** START **
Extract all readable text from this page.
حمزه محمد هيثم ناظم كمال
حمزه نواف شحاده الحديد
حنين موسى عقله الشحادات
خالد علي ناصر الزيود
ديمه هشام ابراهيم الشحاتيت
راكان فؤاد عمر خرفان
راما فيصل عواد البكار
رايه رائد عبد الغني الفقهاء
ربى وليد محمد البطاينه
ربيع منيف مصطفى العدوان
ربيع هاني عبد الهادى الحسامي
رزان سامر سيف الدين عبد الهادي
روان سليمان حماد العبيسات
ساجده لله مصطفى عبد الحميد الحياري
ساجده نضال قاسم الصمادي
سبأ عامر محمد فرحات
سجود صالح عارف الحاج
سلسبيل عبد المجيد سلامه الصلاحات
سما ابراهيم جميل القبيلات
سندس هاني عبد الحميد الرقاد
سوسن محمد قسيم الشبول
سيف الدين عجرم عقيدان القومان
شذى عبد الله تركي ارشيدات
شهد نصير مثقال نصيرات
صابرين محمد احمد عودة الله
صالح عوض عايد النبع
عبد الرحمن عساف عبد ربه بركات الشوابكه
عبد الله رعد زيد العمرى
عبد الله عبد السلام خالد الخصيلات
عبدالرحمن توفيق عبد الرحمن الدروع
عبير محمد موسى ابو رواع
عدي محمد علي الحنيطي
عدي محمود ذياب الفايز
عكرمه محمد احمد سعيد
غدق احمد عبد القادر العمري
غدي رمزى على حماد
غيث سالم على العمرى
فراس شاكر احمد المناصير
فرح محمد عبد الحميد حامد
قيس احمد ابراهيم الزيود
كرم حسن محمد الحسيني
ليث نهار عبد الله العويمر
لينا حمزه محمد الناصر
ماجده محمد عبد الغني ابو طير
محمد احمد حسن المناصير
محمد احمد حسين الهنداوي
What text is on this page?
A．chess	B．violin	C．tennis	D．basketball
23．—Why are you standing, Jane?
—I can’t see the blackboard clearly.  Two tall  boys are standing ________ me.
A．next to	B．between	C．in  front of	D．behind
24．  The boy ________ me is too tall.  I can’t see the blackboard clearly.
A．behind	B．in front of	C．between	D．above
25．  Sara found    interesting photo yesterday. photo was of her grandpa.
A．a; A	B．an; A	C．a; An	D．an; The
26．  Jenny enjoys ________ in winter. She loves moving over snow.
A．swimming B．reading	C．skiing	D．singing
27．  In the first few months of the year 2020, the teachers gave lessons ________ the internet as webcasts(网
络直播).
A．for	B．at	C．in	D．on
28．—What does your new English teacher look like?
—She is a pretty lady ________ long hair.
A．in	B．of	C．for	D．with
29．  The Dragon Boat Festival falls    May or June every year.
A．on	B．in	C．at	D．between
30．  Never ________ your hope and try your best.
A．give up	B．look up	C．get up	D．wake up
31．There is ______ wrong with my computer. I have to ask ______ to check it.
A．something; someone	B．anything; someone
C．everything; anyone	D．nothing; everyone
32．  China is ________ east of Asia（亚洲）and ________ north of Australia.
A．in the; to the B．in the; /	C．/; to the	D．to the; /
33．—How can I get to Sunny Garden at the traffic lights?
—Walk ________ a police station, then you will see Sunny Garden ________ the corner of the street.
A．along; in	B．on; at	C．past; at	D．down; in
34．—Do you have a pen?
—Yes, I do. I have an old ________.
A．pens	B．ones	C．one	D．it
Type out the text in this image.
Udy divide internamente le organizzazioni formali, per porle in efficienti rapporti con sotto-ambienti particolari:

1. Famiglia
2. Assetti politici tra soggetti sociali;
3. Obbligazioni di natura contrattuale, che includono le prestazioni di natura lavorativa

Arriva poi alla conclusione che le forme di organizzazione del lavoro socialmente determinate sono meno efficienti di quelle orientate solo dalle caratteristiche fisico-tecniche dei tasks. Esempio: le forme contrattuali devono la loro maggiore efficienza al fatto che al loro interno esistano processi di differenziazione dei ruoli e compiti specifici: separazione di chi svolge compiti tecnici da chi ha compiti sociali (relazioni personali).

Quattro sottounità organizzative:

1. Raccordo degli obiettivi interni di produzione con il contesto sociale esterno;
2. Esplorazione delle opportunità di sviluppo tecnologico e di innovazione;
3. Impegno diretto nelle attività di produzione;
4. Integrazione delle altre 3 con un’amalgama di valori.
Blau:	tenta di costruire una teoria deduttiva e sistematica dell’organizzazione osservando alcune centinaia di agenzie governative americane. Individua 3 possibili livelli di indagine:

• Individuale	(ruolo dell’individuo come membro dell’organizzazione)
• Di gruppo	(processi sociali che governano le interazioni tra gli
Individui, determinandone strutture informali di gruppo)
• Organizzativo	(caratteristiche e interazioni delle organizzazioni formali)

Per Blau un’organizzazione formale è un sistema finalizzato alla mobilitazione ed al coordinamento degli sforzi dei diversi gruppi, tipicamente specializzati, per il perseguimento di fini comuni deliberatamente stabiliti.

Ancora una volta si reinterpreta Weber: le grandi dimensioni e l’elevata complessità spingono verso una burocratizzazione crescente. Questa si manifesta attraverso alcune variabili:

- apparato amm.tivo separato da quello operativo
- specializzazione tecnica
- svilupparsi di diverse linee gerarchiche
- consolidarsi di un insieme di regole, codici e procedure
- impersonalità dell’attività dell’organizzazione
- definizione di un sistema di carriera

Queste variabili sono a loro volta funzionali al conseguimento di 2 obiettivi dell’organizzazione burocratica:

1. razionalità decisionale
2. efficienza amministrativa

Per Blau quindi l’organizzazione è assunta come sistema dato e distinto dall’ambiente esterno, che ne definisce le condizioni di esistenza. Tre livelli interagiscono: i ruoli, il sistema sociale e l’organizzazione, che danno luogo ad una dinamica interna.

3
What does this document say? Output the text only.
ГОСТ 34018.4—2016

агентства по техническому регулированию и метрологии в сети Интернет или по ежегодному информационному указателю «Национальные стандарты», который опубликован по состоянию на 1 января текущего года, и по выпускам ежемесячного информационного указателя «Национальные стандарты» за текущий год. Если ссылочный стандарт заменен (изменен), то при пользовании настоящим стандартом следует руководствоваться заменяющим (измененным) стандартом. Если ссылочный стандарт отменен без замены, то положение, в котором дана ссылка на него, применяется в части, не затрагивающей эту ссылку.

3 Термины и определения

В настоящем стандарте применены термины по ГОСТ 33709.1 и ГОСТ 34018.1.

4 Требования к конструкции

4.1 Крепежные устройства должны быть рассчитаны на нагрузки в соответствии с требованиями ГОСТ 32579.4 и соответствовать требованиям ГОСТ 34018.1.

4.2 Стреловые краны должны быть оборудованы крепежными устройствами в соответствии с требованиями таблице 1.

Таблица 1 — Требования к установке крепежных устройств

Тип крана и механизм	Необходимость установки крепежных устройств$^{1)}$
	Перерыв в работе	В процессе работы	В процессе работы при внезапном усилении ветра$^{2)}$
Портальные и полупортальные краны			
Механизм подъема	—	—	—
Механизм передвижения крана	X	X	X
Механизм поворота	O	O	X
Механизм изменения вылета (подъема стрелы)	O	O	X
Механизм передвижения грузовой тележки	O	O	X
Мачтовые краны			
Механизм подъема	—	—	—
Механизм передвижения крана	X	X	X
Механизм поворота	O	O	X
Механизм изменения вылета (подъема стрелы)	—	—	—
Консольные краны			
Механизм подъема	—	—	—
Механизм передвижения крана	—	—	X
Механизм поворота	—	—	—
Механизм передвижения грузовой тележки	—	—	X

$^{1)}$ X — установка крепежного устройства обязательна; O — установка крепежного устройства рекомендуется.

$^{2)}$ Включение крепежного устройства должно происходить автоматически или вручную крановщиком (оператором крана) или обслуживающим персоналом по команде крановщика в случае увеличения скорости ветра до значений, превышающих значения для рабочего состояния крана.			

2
** END **
● EXERCISE GOAL
Your task is to repeat each line of the material exactly.

● OUTPUT OF THE EXERCISE
Extract all readable text from this page.
حمزه محمد هيثم ناظم كمال
حمزه نواف شحاده الحديد
حنين موسى عقله الشحادات
خالد علي ناصر الزيود
ديمه هشام ابراهيم الشحاتيت
راكان فؤاد عمر خرفان
راما فيصل عواد البكار
رايه رائد عبد الغني الفقهاء
ربى وليد محمد البطاينه
ربيع منيف مصطفى العدوان
ربيع هاني عبد الهادى الحسامي
رزان سامر سيف الدين عبد الهادي
روان سليمان حماد العبيسات
ساجده لله مصطفى عبد الحميد الحياري
ساجده نضال قاسم الصمادي
سبأ عامر محمد فرحات
سجود صالح عارف الحاج
سلسبيل عبد المجيد سلامه الصلاحات
سما ابراهيم جميل القبيلات
سندس هاني عبد الحميد الرقاد
سوسن محمد قسيم الشبول
سيف الدين عجرم عقيدان القومان
شذى عبد الله تركي ارشيدات
شهد نصير مثقال نصيرات
صابرين محمد احمد عودة الله
صالح عوض عايد النبع
عبد الرحمن عساف عبد ربه بركات الشوابكه
عبد الله رعد زيد العمرى
عبد الله عبد السلام خالد الخصيلات
عبدالرحمن توفيق عبد الرحمن الدروع
عبير محمد موسى ابو رواع
عدي محمد علي الحنيطي
عدي محمود ذياب الفايز
عكرمه محمد احمد سعيد
غدق احمد عبد القادر العمري
غدي رمزى على حماد
غيث سالم على العمرى
فراس شاكر احمد المناصير
فرح محمد عبد الحميد حامد
قيس احمد ابراهيم الزيود
كرم حسن محمد الحسيني
ليث نهار عبد الله العويمر
لينا حمزه محمد الناصر
ماجده محمد عبد الغني ابو طير
محمد احمد حسن المناصير
محمد احمد حسين الهنداوي
What text is on this page?
A．chess	B．violin	C．tennis	D．basketball
23．—Why are you standing, Jane?
—I can’t see the blackboard clearly.  Two tall  boys are standing ________ me.
A．next to	B．between	C．in  front of	D．behind
24．  The boy ________ me is too tall.  I can’t see the blackboard clearly.
A．behind	B．in front of	C．between	D．above
25．  Sara found    interesting photo yesterday. photo was of her grandpa.
A．a; A	B．an; A	C．a; An	D．an; The
26．  Jenny enjoys ________ in winter. She loves moving over snow.
A．swimming B．reading	C．skiing	D．singing
27．  In the first few months of the year 2020, the teachers gave lessons ________ the internet as webcasts(网
络直播).
A．for	B．at	C．in	D．on
28．—What does your new English teacher look like?
—She is a pretty lady ________ long hair.
A．in	B．of	C．for	D．with
29．  The Dragon Boat Festival falls    May or June every year.
A．on	B．in	C．at	D．between
30．  Never ________ your hope and try your best.
A．give up	B．look up	C．get up	D．wake up
31．There is ______ wrong with my computer. I have to ask ______ to check it.
A．something; someone	B．anything; someone
C．everything; anyone	D．nothing; everyone
32．  China is ________ east of Asia（亚洲）and ________ north of Australia.
A．in the; to the B．in the; /	C．/; to the	D．to the; /
33．—How can I get to Sunny Garden at the traffic lights?
—Walk ________ a police station, then you will see Sunny Garden ________ the corner of the street.
A．along; in	B．on; at	C．past; at	D．down; in
34．—Do you have a pen?
—Yes, I do. I have an old ________.
A．pens	B．ones	C．one	D．it
Type out the text in this image.
Udy divide internamente le organizzazioni formali, per porle in efficienti rapporti con sotto-ambienti particolari:

1. Famiglia
2. Assetti politici tra soggetti sociali;
3. Obbligazioni di natura contrattuale, che includono le prestazioni di natura lavorativa

Arriva poi alla conclusione che le forme di organizzazione del lavoro socialmente determinate sono meno efficienti di quelle orientate solo dalle caratteristiche fisico-tecniche dei tasks. Esempio: le forme contrattuali devono la loro maggiore efficienza al fatto che al loro interno esistano processi di differenziazione dei ruoli e compiti specifici: separazione di chi svolge compiti tecnici da chi ha compiti sociali (relazioni personali).

Quattro sottounità organizzative:

1. Raccordo degli obiettivi interni di produzione con il contesto sociale esterno;
2. Esplorazione delle opportunità di sviluppo tecnologico e di innovazione;
3. Impegno diretto nelle attività di produzione;
4. Integrazione delle altre 3 con un’amalgama di valori.
Blau:	tenta di costruire una teoria deduttiva e sistematica dell’organizzazione osservando alcune centinaia di agenzie governative americane. Individua 3 possibili livelli di indagine:

• Individuale	(ruolo dell’individuo come membro dell’organizzazione)
• Di gruppo	(processi sociali che governano le interazioni tra gli
Individui, determinandone strutture informali di gruppo)
• Organizzativo	(caratteristiche e interazioni delle organizzazioni formali)

Per Blau un’organizzazione formale è un sistema finalizzato alla mobilitazione ed al coordinamento degli sforzi dei diversi gruppi, tipicamente specializzati, per il perseguimento di fini comuni deliberatamente stabiliti.

Ancora una volta si reinterpreta Weber: le grandi dimensioni e l’elevata complessità spingono verso una burocratizzazione crescente. Questa si manifesta attraverso alcune variabili:

- apparato amm.tivo separato da quello operativo
- specializzazione tecnica
- svilupparsi di diverse linee gerarchiche
- consolidarsi di un insieme di regole, codici e procedure
- impersonalità dell’attività dell’organizzazione
- definizione di un sistema di carriera

Queste variabili sono a loro volta funzionali al conseguimento di 2 obiettivi dell’organizzazione burocratica:

1. razionalità decisionale
2. efficienza amministrativa

Per Blau quindi l’organizzazione è assunta come sistema dato e distinto dall’ambiente esterno, che ne definisce le condizioni di esistenza. Tre livelli interagiscono: i ruoli, il sistema sociale e l’organizzazione, che danno luogo ad una dinamica interna.

3
What does this document say? Output the text only.
ГОСТ 34018.4—2016

агентства по техническому регулированию и метрологии в сети Интернет или по ежегодному информационному указателю «Национальные стандарты», который опубликован по состоянию на 1 января текущего года, и по выпускам ежемесячного информационного указателя «Национальные стандарты» за текущий год. Если ссылочный стандарт заменен (изменен), то при пользовании настоящим стандартом следует руководствоваться заменяющим (измененным) стандартом. Если ссылочный стандарт отменен без замены, то положение, в котором дана ссылка на него, применяется в части, не затрагивающей эту ссылку.

3 Термины и определения

В настоящем стандарте применены термины по ГОСТ 33709.1 и ГОСТ 34018.1.

4 Требования к конструкции

4.1 Крепежные устройства должны быть рассчитаны на нагрузки в соответствии с требованиями ГОСТ 32579.4 и соответствовать требованиям ГОСТ 34018.1.

4.2 Стреловые краны должны быть оборудованы крепежными устройствами в соответствии с требованиями таблице 1.

Таблица 1 — Требования к установке крепежных устройств

Тип крана и механизм	Необходимость установки крепежных устройств$^{1)}$
	Перерыв в работе	В процессе работы	В процессе работы при внезапном усилении ветра$^{2)}$
Портальные и полупортальные краны			
Механизм подъема	—	—	—
Механизм передвижения крана	X	X	X
Механизм поворота	O	O	X
Механизм изменения вылета (подъема стрелы)	O	O	X
Механизм передвижения грузовой тележки	O	O	X
Мачтовые краны			
Механизм подъема	—	—	—
Механизм передвижения крана	X	X	X
Механизм поворота	O	O	X
Механизм изменения вылета (подъема стрелы)	—	—	—
Консольные краны			
Механизм подъема	—	—	—
Механизм передвижения крана	—	—	X
Механизм поворота	—	—	—
Механизм передвижения грузовой тележки	—	—	X

$^{1)}$ X — установка крепежного устройства обязательна; O — установка крепежного устройства рекомендуется.

$^{2)}$ Включение крепежного устройства должно происходить автоматически или вручную крановщиком (оператором крана) или обслуживающим персоналом по команде крановщика в случае увеличения скорости ветра до значений, превышающих значения для рабочего состояния крана.			

2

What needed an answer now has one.